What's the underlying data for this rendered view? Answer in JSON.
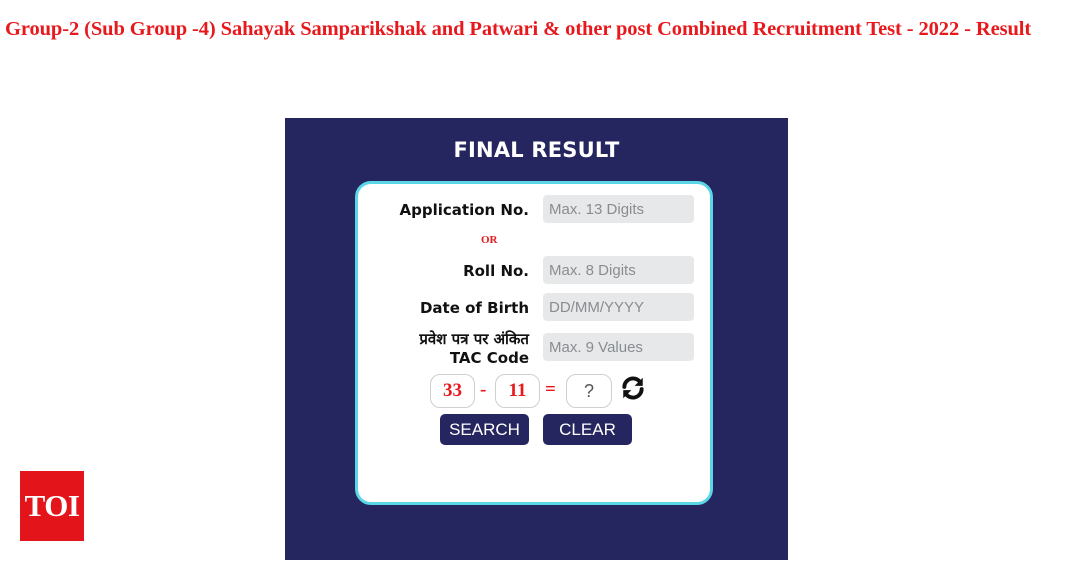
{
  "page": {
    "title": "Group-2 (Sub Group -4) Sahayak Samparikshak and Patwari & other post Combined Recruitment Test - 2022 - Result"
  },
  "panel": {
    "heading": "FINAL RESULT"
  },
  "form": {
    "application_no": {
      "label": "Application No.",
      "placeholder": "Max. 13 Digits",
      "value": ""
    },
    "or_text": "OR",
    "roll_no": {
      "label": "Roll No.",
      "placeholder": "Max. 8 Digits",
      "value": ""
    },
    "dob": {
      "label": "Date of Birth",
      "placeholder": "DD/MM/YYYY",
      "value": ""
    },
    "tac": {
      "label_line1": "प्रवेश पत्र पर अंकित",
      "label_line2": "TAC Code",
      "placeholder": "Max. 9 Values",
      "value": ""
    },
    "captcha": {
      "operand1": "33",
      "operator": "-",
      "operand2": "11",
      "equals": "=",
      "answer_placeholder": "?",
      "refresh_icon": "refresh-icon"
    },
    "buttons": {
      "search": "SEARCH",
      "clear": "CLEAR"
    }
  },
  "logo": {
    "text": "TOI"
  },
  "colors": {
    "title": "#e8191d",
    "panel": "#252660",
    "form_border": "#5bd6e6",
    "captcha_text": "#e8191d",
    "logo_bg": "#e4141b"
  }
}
####################
_Your task_. Give an exact copy of the material, leaving out every picture.

_Response below_.
What's the underlying data for this rendered view? Answer in JSON.
{
  "page": {
    "title": "Group-2 (Sub Group -4) Sahayak Samparikshak and Patwari & other post Combined Recruitment Test - 2022 - Result"
  },
  "panel": {
    "heading": "FINAL RESULT"
  },
  "form": {
    "application_no": {
      "label": "Application No.",
      "placeholder": "Max. 13 Digits",
      "value": ""
    },
    "or_text": "OR",
    "roll_no": {
      "label": "Roll No.",
      "placeholder": "Max. 8 Digits",
      "value": ""
    },
    "dob": {
      "label": "Date of Birth",
      "placeholder": "DD/MM/YYYY",
      "value": ""
    },
    "tac": {
      "label_line1": "प्रवेश पत्र पर अंकित",
      "label_line2": "TAC Code",
      "placeholder": "Max. 9 Values",
      "value": ""
    },
    "captcha": {
      "operand1": "33",
      "operator": "-",
      "operand2": "11",
      "equals": "=",
      "answer_placeholder": "?",
      "refresh_icon": "refresh-icon"
    },
    "buttons": {
      "search": "SEARCH",
      "clear": "CLEAR"
    }
  },
  "logo": {
    "text": "TOI"
  },
  "colors": {
    "title": "#e8191d",
    "panel": "#252660",
    "form_border": "#5bd6e6",
    "captcha_text": "#e8191d",
    "logo_bg": "#e4141b"
  }
}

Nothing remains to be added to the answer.